Exercise requirements: Take all the material and copy it exactly.

Given data:
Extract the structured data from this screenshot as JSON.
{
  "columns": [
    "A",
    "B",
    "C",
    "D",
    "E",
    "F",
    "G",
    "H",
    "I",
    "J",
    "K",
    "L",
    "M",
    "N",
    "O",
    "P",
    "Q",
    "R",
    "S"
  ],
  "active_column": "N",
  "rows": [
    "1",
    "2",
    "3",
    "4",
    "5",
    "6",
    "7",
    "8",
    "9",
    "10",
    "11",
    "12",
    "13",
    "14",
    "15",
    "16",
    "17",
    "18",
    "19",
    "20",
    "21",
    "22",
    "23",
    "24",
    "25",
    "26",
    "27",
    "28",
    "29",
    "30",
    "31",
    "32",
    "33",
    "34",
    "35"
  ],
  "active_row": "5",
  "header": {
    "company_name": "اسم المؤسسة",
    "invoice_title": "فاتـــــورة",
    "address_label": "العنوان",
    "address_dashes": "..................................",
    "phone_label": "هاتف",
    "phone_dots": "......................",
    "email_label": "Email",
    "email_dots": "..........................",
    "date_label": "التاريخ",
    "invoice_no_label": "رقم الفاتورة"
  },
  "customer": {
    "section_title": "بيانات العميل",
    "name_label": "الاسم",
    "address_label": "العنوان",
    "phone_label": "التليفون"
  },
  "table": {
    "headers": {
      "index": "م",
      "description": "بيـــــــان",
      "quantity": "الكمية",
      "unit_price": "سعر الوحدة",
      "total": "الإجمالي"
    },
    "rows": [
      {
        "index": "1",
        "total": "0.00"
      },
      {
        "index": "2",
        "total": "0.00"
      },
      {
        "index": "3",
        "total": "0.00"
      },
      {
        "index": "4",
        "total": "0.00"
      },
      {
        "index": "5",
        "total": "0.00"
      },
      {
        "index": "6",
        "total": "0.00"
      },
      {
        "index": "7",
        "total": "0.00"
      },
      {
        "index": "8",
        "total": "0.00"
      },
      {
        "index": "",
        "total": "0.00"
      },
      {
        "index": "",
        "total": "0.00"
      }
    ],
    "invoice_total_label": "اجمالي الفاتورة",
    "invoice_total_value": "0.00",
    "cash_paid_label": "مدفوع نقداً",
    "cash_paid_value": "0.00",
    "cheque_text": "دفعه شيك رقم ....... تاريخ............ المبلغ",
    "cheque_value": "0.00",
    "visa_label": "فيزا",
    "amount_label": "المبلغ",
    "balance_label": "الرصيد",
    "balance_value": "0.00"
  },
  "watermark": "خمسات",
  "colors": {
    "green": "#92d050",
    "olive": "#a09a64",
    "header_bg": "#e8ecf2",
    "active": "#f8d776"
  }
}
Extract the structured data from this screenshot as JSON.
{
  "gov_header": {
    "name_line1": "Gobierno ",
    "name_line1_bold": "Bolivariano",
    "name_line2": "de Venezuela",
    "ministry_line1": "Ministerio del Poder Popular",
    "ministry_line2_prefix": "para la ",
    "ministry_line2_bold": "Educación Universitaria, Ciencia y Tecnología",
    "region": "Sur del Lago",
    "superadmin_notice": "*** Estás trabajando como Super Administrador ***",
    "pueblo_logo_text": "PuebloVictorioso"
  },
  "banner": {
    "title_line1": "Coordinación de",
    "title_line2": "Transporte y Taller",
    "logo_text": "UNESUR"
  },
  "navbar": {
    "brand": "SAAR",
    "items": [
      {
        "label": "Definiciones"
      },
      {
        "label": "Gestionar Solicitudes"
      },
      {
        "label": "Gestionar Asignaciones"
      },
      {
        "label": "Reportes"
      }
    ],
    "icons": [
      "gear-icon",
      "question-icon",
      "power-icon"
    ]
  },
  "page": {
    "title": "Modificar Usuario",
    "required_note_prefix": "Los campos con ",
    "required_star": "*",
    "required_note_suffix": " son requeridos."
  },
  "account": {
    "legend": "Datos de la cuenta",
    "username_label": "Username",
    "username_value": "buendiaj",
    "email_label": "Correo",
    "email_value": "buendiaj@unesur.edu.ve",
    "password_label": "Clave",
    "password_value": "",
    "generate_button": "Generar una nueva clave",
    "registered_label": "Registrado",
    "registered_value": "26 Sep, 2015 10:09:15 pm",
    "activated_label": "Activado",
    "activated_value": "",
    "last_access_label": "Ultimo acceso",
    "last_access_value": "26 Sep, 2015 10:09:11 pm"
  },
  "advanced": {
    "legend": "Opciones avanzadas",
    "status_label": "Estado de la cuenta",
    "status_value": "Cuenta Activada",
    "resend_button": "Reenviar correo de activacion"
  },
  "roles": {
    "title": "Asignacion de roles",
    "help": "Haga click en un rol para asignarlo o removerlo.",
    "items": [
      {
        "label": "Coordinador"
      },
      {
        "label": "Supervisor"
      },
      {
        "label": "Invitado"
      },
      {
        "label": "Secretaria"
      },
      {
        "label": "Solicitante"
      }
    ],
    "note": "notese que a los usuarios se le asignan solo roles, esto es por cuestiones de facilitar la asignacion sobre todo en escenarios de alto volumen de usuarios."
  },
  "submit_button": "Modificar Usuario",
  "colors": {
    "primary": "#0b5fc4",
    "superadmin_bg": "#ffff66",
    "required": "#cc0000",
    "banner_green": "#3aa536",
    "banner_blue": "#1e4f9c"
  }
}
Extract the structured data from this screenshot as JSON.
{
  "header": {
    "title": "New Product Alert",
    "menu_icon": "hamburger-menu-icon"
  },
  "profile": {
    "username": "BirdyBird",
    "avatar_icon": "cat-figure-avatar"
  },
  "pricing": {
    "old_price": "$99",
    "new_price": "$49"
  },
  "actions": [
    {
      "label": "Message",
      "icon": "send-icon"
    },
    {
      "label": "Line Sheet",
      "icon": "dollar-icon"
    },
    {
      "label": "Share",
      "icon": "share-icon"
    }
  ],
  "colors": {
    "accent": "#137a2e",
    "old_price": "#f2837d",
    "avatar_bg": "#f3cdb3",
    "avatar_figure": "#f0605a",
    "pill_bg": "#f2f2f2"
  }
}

Reply:
Extract the structured data from this screenshot as JSON.
{
  "columns": [
    "A",
    "B",
    "C",
    "D",
    "E",
    "F",
    "G",
    "H",
    "I",
    "J",
    "K",
    "L",
    "M",
    "N",
    "O",
    "P",
    "Q",
    "R",
    "S"
  ],
  "active_column": "N",
  "rows": [
    "1",
    "2",
    "3",
    "4",
    "5",
    "6",
    "7",
    "8",
    "9",
    "10",
    "11",
    "12",
    "13",
    "14",
    "15",
    "16",
    "17",
    "18",
    "19",
    "20",
    "21",
    "22",
    "23",
    "24",
    "25",
    "26",
    "27",
    "28",
    "29",
    "30",
    "31",
    "32",
    "33",
    "34",
    "35"
  ],
  "active_row": "5",
  "header": {
    "company_name": "اسم المؤسسة",
    "invoice_title": "فاتـــــورة",
    "address_label": "العنوان",
    "address_dashes": "..................................",
    "phone_label": "هاتف",
    "phone_dots": "......................",
    "email_label": "Email",
    "email_dots": "..........................",
    "date_label": "التاريخ",
    "invoice_no_label": "رقم الفاتورة"
  },
  "customer": {
    "section_title": "بيانات العميل",
    "name_label": "الاسم",
    "address_label": "العنوان",
    "phone_label": "التليفون"
  },
  "table": {
    "headers": {
      "index": "م",
      "description": "بيـــــــان",
      "quantity": "الكمية",
      "unit_price": "سعر الوحدة",
      "total": "الإجمالي"
    },
    "rows": [
      {
        "index": "1",
        "total": "0.00"
      },
      {
        "index": "2",
        "total": "0.00"
      },
      {
        "index": "3",
        "total": "0.00"
      },
      {
        "index": "4",
        "total": "0.00"
      },
      {
        "index": "5",
        "total": "0.00"
      },
      {
        "index": "6",
        "total": "0.00"
      },
      {
        "index": "7",
        "total": "0.00"
      },
      {
        "index": "8",
        "total": "0.00"
      },
      {
        "index": "",
        "total": "0.00"
      },
      {
        "index": "",
        "total": "0.00"
      }
    ],
    "invoice_total_label": "اجمالي الفاتورة",
    "invoice_total_value": "0.00",
    "cash_paid_label": "مدفوع نقداً",
    "cash_paid_value": "0.00",
    "cheque_text": "دفعه شيك رقم ....... تاريخ............ المبلغ",
    "cheque_value": "0.00",
    "visa_label": "فيزا",
    "amount_label": "المبلغ",
    "balance_label": "الرصيد",
    "balance_value": "0.00"
  },
  "watermark": "خمسات",
  "colors": {
    "green": "#92d050",
    "olive": "#a09a64",
    "header_bg": "#e8ecf2",
    "active": "#f8d776"
  }
}
Extract the structured data from this screenshot as JSON.
{
  "gov_header": {
    "name_line1": "Gobierno ",
    "name_line1_bold": "Bolivariano",
    "name_line2": "de Venezuela",
    "ministry_line1": "Ministerio del Poder Popular",
    "ministry_line2_prefix": "para la ",
    "ministry_line2_bold": "Educación Universitaria, Ciencia y Tecnología",
    "region": "Sur del Lago",
    "superadmin_notice": "*** Estás trabajando como Super Administrador ***",
    "pueblo_logo_text": "PuebloVictorioso"
  },
  "banner": {
    "title_line1": "Coordinación de",
    "title_line2": "Transporte y Taller",
    "logo_text": "UNESUR"
  },
  "navbar": {
    "brand": "SAAR",
    "items": [
      {
        "label": "Definiciones"
      },
      {
        "label": "Gestionar Solicitudes"
      },
      {
        "label": "Gestionar Asignaciones"
      },
      {
        "label": "Reportes"
      }
    ],
    "icons": [
      "gear-icon",
      "question-icon",
      "power-icon"
    ]
  },
  "page": {
    "title": "Modificar Usuario",
    "required_note_prefix": "Los campos con ",
    "required_star": "*",
    "required_note_suffix": " son requeridos."
  },
  "account": {
    "legend": "Datos de la cuenta",
    "username_label": "Username",
    "username_value": "buendiaj",
    "email_label": "Correo",
    "email_value": "buendiaj@unesur.edu.ve",
    "password_label": "Clave",
    "password_value": "",
    "generate_button": "Generar una nueva clave",
    "registered_label": "Registrado",
    "registered_value": "26 Sep, 2015 10:09:15 pm",
    "activated_label": "Activado",
    "activated_value": "",
    "last_access_label": "Ultimo acceso",
    "last_access_value": "26 Sep, 2015 10:09:11 pm"
  },
  "advanced": {
    "legend": "Opciones avanzadas",
    "status_label": "Estado de la cuenta",
    "status_value": "Cuenta Activada",
    "resend_button": "Reenviar correo de activacion"
  },
  "roles": {
    "title": "Asignacion de roles",
    "help": "Haga click en un rol para asignarlo o removerlo.",
    "items": [
      {
        "label": "Coordinador"
      },
      {
        "label": "Supervisor"
      },
      {
        "label": "Invitado"
      },
      {
        "label": "Secretaria"
      },
      {
        "label": "Solicitante"
      }
    ],
    "note": "notese que a los usuarios se le asignan solo roles, esto es por cuestiones de facilitar la asignacion sobre todo en escenarios de alto volumen de usuarios."
  },
  "submit_button": "Modificar Usuario",
  "colors": {
    "primary": "#0b5fc4",
    "superadmin_bg": "#ffff66",
    "required": "#cc0000",
    "banner_green": "#3aa536",
    "banner_blue": "#1e4f9c"
  }
}
Extract the structured data from this screenshot as JSON.
{
  "header": {
    "title": "New Product Alert",
    "menu_icon": "hamburger-menu-icon"
  },
  "profile": {
    "username": "BirdyBird",
    "avatar_icon": "cat-figure-avatar"
  },
  "pricing": {
    "old_price": "$99",
    "new_price": "$49"
  },
  "actions": [
    {
      "label": "Message",
      "icon": "send-icon"
    },
    {
      "label": "Line Sheet",
      "icon": "dollar-icon"
    },
    {
      "label": "Share",
      "icon": "share-icon"
    }
  ],
  "colors": {
    "accent": "#137a2e",
    "old_price": "#f2837d",
    "avatar_bg": "#f3cdb3",
    "avatar_figure": "#f0605a",
    "pill_bg": "#f2f2f2"
  }
}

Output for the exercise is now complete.